(Box annotation data)
%%

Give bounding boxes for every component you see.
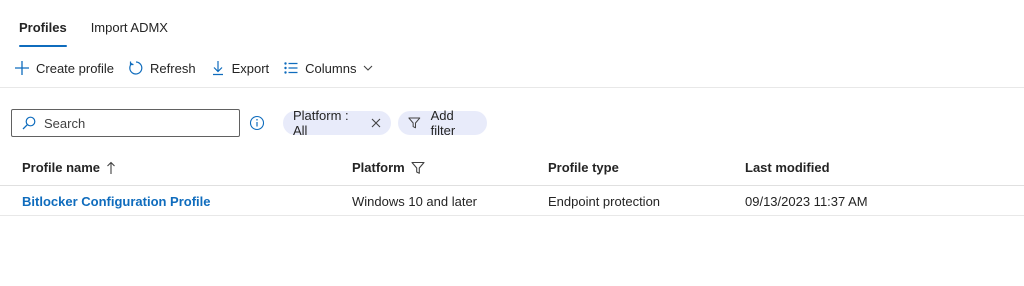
- command-bar: Create profile Refresh Export Columns: [14, 57, 388, 79]
- export-button[interactable]: Export: [210, 57, 270, 79]
- download-icon: [212, 61, 223, 76]
- column-header-profile-type[interactable]: Profile type: [548, 160, 619, 175]
- search-box[interactable]: [11, 109, 240, 137]
- info-icon[interactable]: [249, 115, 265, 131]
- platform-filter-label: Platform : All: [293, 108, 349, 138]
- chevron-down-icon: [364, 65, 373, 71]
- refresh-icon: [129, 61, 143, 75]
- add-filter-label: Add filter: [430, 108, 456, 138]
- columns-label: Columns: [305, 60, 357, 76]
- search-input[interactable]: [44, 115, 224, 131]
- refresh-label: Refresh: [150, 60, 196, 76]
- create-profile-button[interactable]: Create profile: [14, 57, 114, 79]
- column-header-last-modified[interactable]: Last modified: [745, 160, 830, 175]
- tab-profiles[interactable]: Profiles: [19, 18, 67, 48]
- plus-icon: [15, 61, 29, 75]
- close-icon[interactable]: [371, 118, 381, 128]
- search-icon: [22, 116, 36, 130]
- platform-cell: Windows 10 and later: [352, 194, 478, 209]
- tab-import-admx[interactable]: Import ADMX: [91, 18, 168, 48]
- table-header: Profile name Platform Profile type Last …: [0, 150, 1024, 186]
- column-header-platform[interactable]: Platform: [352, 160, 425, 175]
- filter-icon: [411, 161, 425, 174]
- profile-type-cell: Endpoint protection: [548, 194, 661, 209]
- platform-filter-pill[interactable]: Platform : All: [283, 108, 391, 138]
- column-header-profile-name[interactable]: Profile name: [22, 160, 116, 175]
- filter-icon: [408, 117, 421, 129]
- profile-name-link[interactable]: Bitlocker Configuration Profile: [22, 194, 211, 209]
- last-modified-cell: 09/13/2023 11:37 AM: [745, 194, 868, 209]
- refresh-button[interactable]: Refresh: [128, 57, 196, 79]
- sort-ascending-icon: [107, 161, 115, 174]
- columns-button[interactable]: Columns: [283, 57, 374, 79]
- create-profile-label: Create profile: [36, 60, 115, 76]
- table-row[interactable]: Bitlocker Configuration Profile Windows …: [0, 186, 1024, 216]
- tab-bar: Profiles Import ADMX: [19, 18, 192, 50]
- toolbar-divider: [0, 87, 1024, 88]
- add-filter-button[interactable]: Add filter: [398, 108, 487, 138]
- export-label: Export: [231, 60, 270, 76]
- columns-list-icon: [284, 62, 298, 74]
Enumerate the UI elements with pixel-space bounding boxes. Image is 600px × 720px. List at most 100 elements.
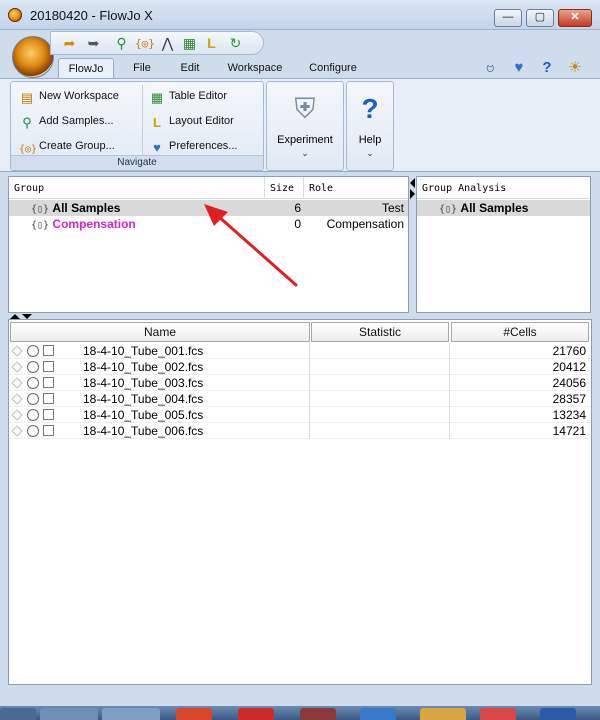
sample-cells: 21760 [552,344,586,358]
column-header-statistic[interactable]: Statistic [311,322,449,342]
collapse-left-icon[interactable] [410,178,415,188]
refresh-icon[interactable]: ↻ [227,35,244,52]
taskbar-app-icon[interactable] [176,708,212,720]
navigate-divider [142,85,143,155]
flowjo-app-icon [8,8,22,22]
sample-name: 18-4-10_Tube_001.fcs [83,344,204,358]
close-button[interactable]: ✕ [558,9,592,27]
samples-table-header: Name Statistic #Cells [9,322,591,342]
sample-name: 18-4-10_Tube_006.fcs [83,424,204,438]
sample-cells: 13234 [552,408,586,422]
column-header-cells[interactable]: #Cells [451,322,589,342]
collapse-right-icon[interactable] [410,189,415,199]
group-size: 6 [294,201,301,215]
taskbar-start-icon[interactable] [0,708,36,720]
group-row-compensation[interactable]: {▯} Compensation 0 Compensation [9,216,408,232]
column-header-group[interactable]: Group [9,177,265,199]
preferences-button[interactable]: ♥ Preferences... [149,136,237,156]
ribbon-tab-row: FlowJo File Edit Workspace Configure ဗ ♥… [0,56,600,78]
help-question-icon[interactable]: ? [538,59,556,77]
layout-editor-button[interactable]: L Layout Editor [149,111,234,131]
experiment-group: ⛨ Experiment ⌄ [266,81,344,171]
layout-editor-icon: L [153,115,161,130]
taskbar-app-icon[interactable] [238,708,274,720]
table-row[interactable]: 18-4-10_Tube_003.fcs 24056 [9,375,591,391]
table-row[interactable]: 18-4-10_Tube_006.fcs 14721 [9,423,591,439]
create-group-label: Create Group... [39,140,115,152]
taskbar-flowjo-icon[interactable] [420,708,466,720]
chevron-down-icon: ⌄ [301,148,309,158]
title-bar: 20180420 - FlowJo X — ▢ ✕ [0,0,600,30]
gate-tool-icon[interactable]: ⚲ [113,35,130,52]
experiment-label: Experiment [277,134,333,146]
sample-statistic [310,359,450,375]
help-button[interactable]: ? Help ⌄ [347,82,393,170]
sample-statistic [310,343,450,359]
navigate-group: ▤ New Workspace ⚲ Add Samples... {◎} Create… [10,81,264,171]
group-folder-icon: {▯} [439,204,458,215]
new-workspace-button[interactable]: ▤ New Workspace [19,86,119,106]
sample-cells: 14721 [552,424,586,438]
table-icon[interactable]: ▦ [181,35,198,52]
group-role: Compensation [326,217,404,231]
taskbar-app-icon[interactable] [360,708,396,720]
sample-cells: 24056 [552,376,586,390]
column-header-size[interactable]: Size [265,177,304,199]
group-row-all-samples[interactable]: {▯} All Samples 6 Test [9,200,408,216]
tab-workspace[interactable]: Workspace [224,58,286,78]
column-header-name[interactable]: Name [10,322,310,342]
layout-icon[interactable]: L [203,35,220,52]
windows-taskbar [0,706,600,720]
analysis-row-all-samples[interactable]: {▯} All Samples [417,200,590,216]
taskbar-app-icon[interactable] [480,708,516,720]
tab-flowjo[interactable]: FlowJo [58,58,114,78]
experiment-button[interactable]: ⛨ Experiment ⌄ [267,82,343,170]
preferences-label: Preferences... [169,140,238,152]
chevron-down-icon: ⌄ [366,148,374,158]
taskbar-app-icon[interactable] [300,708,336,720]
analysis-group-name: All Samples [460,201,529,215]
taskbar-app-icon[interactable] [40,708,98,720]
table-row[interactable]: 18-4-10_Tube_004.fcs 28357 [9,391,591,407]
table-row[interactable]: 18-4-10_Tube_005.fcs 13234 [9,407,591,423]
column-header-role[interactable]: Role [304,177,408,199]
help-label: Help [358,134,382,146]
sample-statistic [310,407,450,423]
tab-file[interactable]: File [124,58,160,78]
sample-cells: 28357 [552,392,586,406]
quick-access-toolbar: ➦ ➥ ⚲ {◎} ⋀ ▦ L ↻ [50,31,264,55]
table-row[interactable]: 18-4-10_Tube_002.fcs 20412 [9,359,591,375]
sample-statistic [310,423,450,439]
help-group: ? Help ⌄ [346,81,394,171]
ribbon-awareness-icon[interactable]: ဗ [481,59,499,77]
heart-icon[interactable]: ♥ [510,59,528,77]
sample-name: 18-4-10_Tube_002.fcs [83,360,204,374]
taskbar-app-icon[interactable] [540,708,576,720]
group-size: 0 [294,217,301,231]
sample-cells: 20412 [552,360,586,374]
histogram-icon[interactable]: ⋀ [159,35,176,52]
group-role: Test [381,201,404,215]
tab-edit[interactable]: Edit [172,58,208,78]
maximize-button[interactable]: ▢ [526,9,554,27]
minimize-button[interactable]: — [494,9,522,27]
help-big-question-icon: ? [361,93,379,124]
add-samples-button[interactable]: ⚲ Add Samples... [19,111,113,131]
table-editor-button[interactable]: ▦ Table Editor [149,86,227,106]
taskbar-app-icon[interactable] [102,708,160,720]
ribbon-panel: ▤ New Workspace ⚲ Add Samples... {◎} Create… [0,78,600,172]
navigate-group-label: Navigate [11,155,263,170]
tab-configure[interactable]: Configure [304,58,362,78]
group-name: Compensation [52,217,136,231]
new-workspace-label: New Workspace [39,90,119,102]
group-analysis-header: Group Analysis [417,177,590,199]
sample-name: 18-4-10_Tube_003.fcs [83,376,204,390]
table-row[interactable]: 18-4-10_Tube_001.fcs 21760 [9,343,591,359]
sun-settings-icon[interactable]: ☀ [566,59,584,77]
group-icon[interactable]: {◎} [135,35,155,52]
table-editor-icon: ▦ [150,90,164,105]
create-group-button[interactable]: {◎} Create Group... [19,136,115,156]
folder-open-icon[interactable]: ➦ [61,35,78,52]
redo-icon[interactable]: ➥ [85,35,102,52]
group-analysis-title: Group Analysis [422,183,507,194]
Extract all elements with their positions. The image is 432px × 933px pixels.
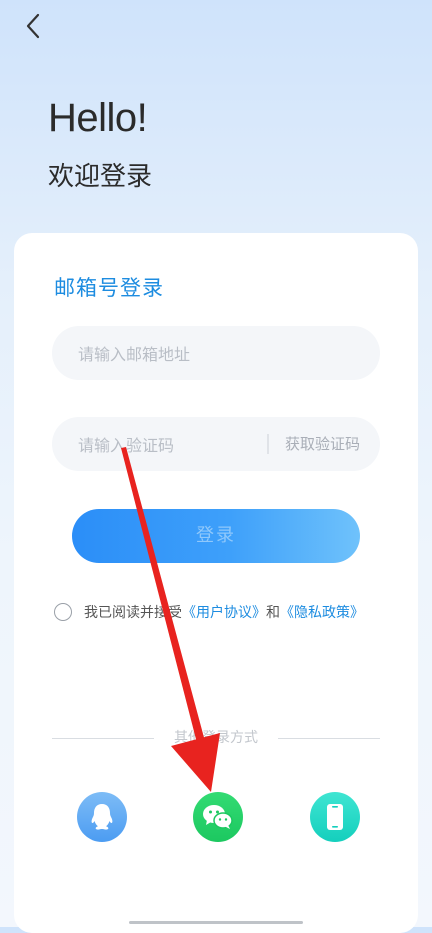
- qq-icon: [91, 804, 113, 830]
- login-button[interactable]: 登录: [72, 509, 360, 563]
- chevron-left-icon: [26, 13, 40, 39]
- email-input[interactable]: [76, 326, 280, 382]
- back-button[interactable]: [20, 12, 48, 40]
- welcome-subtitle: 欢迎登录: [48, 162, 153, 192]
- code-field-container: 获取验证码: [52, 417, 380, 473]
- email-login-title: 邮箱号登录: [54, 276, 164, 300]
- divider-line-right: [278, 738, 380, 739]
- phone-login-button[interactable]: [310, 792, 360, 842]
- code-input[interactable]: [76, 417, 280, 473]
- wechat-icon: [203, 805, 233, 829]
- agree-radio[interactable]: [54, 603, 72, 621]
- field-divider: [267, 434, 269, 454]
- phone-icon: [327, 804, 343, 830]
- get-code-button[interactable]: 获取验证码: [285, 417, 360, 471]
- hello-heading: Hello!: [48, 96, 148, 140]
- agreement-and: 和: [266, 605, 280, 621]
- user-agreement-link[interactable]: 《用户协议》: [182, 602, 266, 622]
- other-login-divider: 其他登录方式: [52, 728, 380, 748]
- email-field-container: [52, 326, 380, 382]
- privacy-policy-link[interactable]: 《隐私政策》: [280, 602, 364, 622]
- home-indicator: [129, 921, 303, 924]
- agreement-row: 我已阅读并接受 《用户协议》 和 《隐私政策》: [54, 602, 364, 622]
- qq-login-button[interactable]: [77, 792, 127, 842]
- wechat-login-button[interactable]: [193, 792, 243, 842]
- agreement-text: 我已阅读并接受: [84, 605, 182, 621]
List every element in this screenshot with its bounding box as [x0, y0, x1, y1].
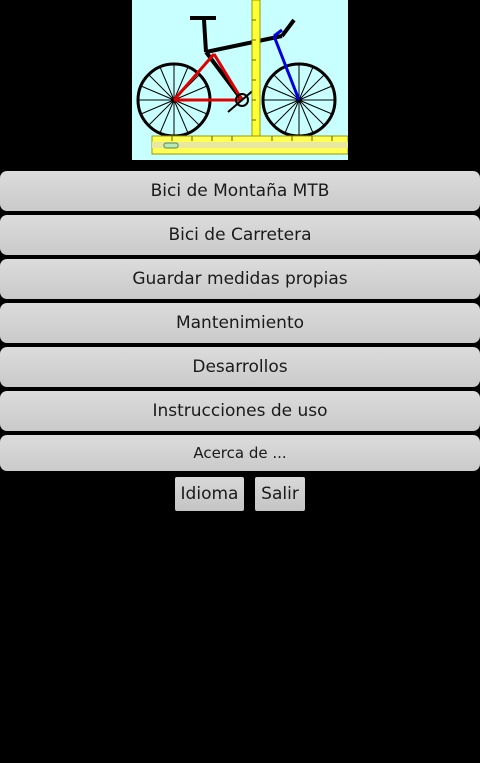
vertical-ruler-icon	[251, 0, 261, 141]
exit-button[interactable]: Salir	[255, 477, 305, 511]
mtb-bike-button[interactable]: Bici de Montaña MTB	[0, 171, 480, 211]
horizontal-ruler-icon	[151, 135, 348, 155]
main-menu-screen: Bici de Montaña MTB Bici de Carretera Gu…	[0, 0, 480, 763]
instructions-button[interactable]: Instrucciones de uso	[0, 391, 480, 431]
save-measurements-button[interactable]: Guardar medidas propias	[0, 259, 480, 299]
bicycle-measurement-icon	[132, 0, 348, 160]
language-button[interactable]: Idioma	[175, 477, 244, 511]
gear-ratios-button[interactable]: Desarrollos	[0, 347, 480, 387]
about-button[interactable]: Acerca de ...	[0, 435, 480, 471]
maintenance-button[interactable]: Mantenimiento	[0, 303, 480, 343]
road-bike-button[interactable]: Bici de Carretera	[0, 215, 480, 255]
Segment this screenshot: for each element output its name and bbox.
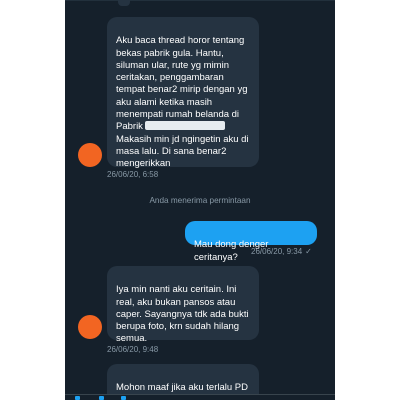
avatar[interactable]	[78, 315, 102, 339]
message-bubble-sent-1[interactable]: Mau dong denger ceritanya?	[185, 221, 317, 263]
previous-bubble-edge	[118, 0, 130, 6]
redaction-bar	[144, 121, 225, 131]
message-text: Mohon maaf jika aku terlalu PD	[116, 382, 249, 394]
message-bubble-received-2[interactable]: Iya min nanti aku ceritain. Ini real, ak…	[107, 266, 259, 344]
composer-icons[interactable]	[99, 396, 104, 400]
timestamp-1: 26/06/20, 6:58	[107, 170, 159, 179]
composer-icons[interactable]	[75, 396, 80, 400]
check-icon: ✓	[305, 247, 312, 256]
timestamp-2: 26/06/20, 9:34 ✓	[251, 247, 312, 256]
message-bubble-received-1[interactable]: Aku baca thread horor tentang bekas pabr…	[107, 17, 259, 170]
system-notice: Anda menerima permintaan	[149, 196, 251, 205]
top-divider	[65, 0, 335, 1]
composer-icons[interactable]	[121, 396, 126, 400]
message-text: Iya min nanti aku ceritain. Ini real, ak…	[116, 284, 249, 345]
timestamp-3: 26/06/20, 9:48	[107, 345, 159, 354]
message-text-after-redaction: Makasih min jd ngingetin aku di masa lal…	[116, 133, 249, 170]
dm-conversation: Aku baca thread horor tentang bekas pabr…	[65, 0, 335, 400]
composer-bar[interactable]	[65, 394, 335, 400]
message-text-before-redaction: Aku baca thread horor tentang bekas pabr…	[116, 35, 248, 133]
timestamp-text: 26/06/20, 9:34	[251, 247, 303, 256]
avatar[interactable]	[78, 143, 102, 167]
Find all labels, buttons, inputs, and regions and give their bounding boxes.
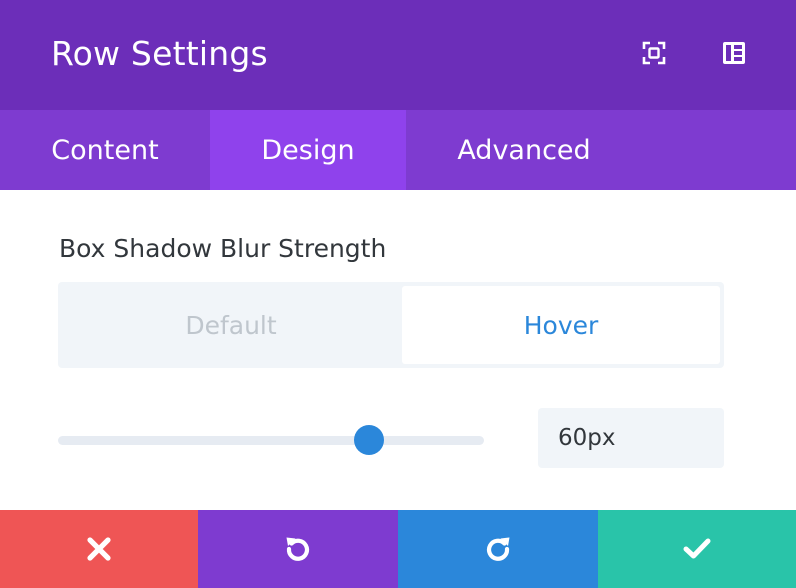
undo-button[interactable] bbox=[198, 510, 398, 588]
settings-tabs: Content Design Advanced bbox=[0, 110, 796, 190]
redo-button[interactable] bbox=[398, 510, 598, 588]
modal-header: Row Settings bbox=[0, 0, 796, 110]
row-settings-modal: Row Settings Content Design Advanced Box… bbox=[0, 0, 796, 588]
close-icon bbox=[87, 537, 111, 561]
state-hover-option[interactable]: Hover bbox=[402, 286, 720, 364]
field-label: Box Shadow Blur Strength bbox=[59, 234, 387, 263]
tab-content[interactable]: Content bbox=[0, 110, 210, 190]
modal-title: Row Settings bbox=[51, 34, 268, 73]
blur-slider-thumb[interactable] bbox=[353, 425, 384, 455]
tab-advanced[interactable]: Advanced bbox=[406, 110, 642, 190]
sidebar-layout-icon[interactable] bbox=[719, 38, 749, 68]
fullscreen-icon[interactable] bbox=[639, 38, 669, 68]
redo-icon bbox=[486, 537, 510, 561]
cancel-button[interactable] bbox=[0, 510, 198, 588]
tab-design[interactable]: Design bbox=[210, 110, 406, 190]
check-icon bbox=[683, 538, 711, 559]
state-default-option[interactable]: Default bbox=[62, 286, 400, 364]
undo-icon bbox=[286, 537, 310, 561]
fullscreen-icon-glyph bbox=[642, 41, 666, 65]
state-toggle: Default Hover bbox=[58, 282, 724, 368]
modal-footer bbox=[0, 510, 796, 588]
save-button[interactable] bbox=[598, 510, 796, 588]
sidebar-layout-icon-glyph bbox=[723, 42, 745, 64]
blur-value-input[interactable] bbox=[538, 408, 724, 468]
blur-slider-track[interactable] bbox=[58, 436, 484, 445]
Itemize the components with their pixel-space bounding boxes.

%%

TASK DIRECTIONS – Copy the lines of the data above word for word, starting with the line that contains "undo-button[interactable] bbox=[198, 510, 398, 588]" and going on through the line that contains "cancel-button[interactable] bbox=[0, 510, 198, 588]".

FINAL RESULT –
undo-button[interactable] bbox=[198, 510, 398, 588]
settings-tabs: Content Design Advanced bbox=[0, 110, 796, 190]
redo-button[interactable] bbox=[398, 510, 598, 588]
modal-header: Row Settings bbox=[0, 0, 796, 110]
row-settings-modal: Row Settings Content Design Advanced Box… bbox=[0, 0, 796, 588]
close-icon bbox=[87, 537, 111, 561]
state-hover-option[interactable]: Hover bbox=[402, 286, 720, 364]
field-label: Box Shadow Blur Strength bbox=[59, 234, 387, 263]
tab-content[interactable]: Content bbox=[0, 110, 210, 190]
modal-title: Row Settings bbox=[51, 34, 268, 73]
blur-slider-thumb[interactable] bbox=[353, 425, 384, 455]
tab-advanced[interactable]: Advanced bbox=[406, 110, 642, 190]
sidebar-layout-icon[interactable] bbox=[719, 38, 749, 68]
fullscreen-icon[interactable] bbox=[639, 38, 669, 68]
redo-icon bbox=[486, 537, 510, 561]
cancel-button[interactable] bbox=[0, 510, 198, 588]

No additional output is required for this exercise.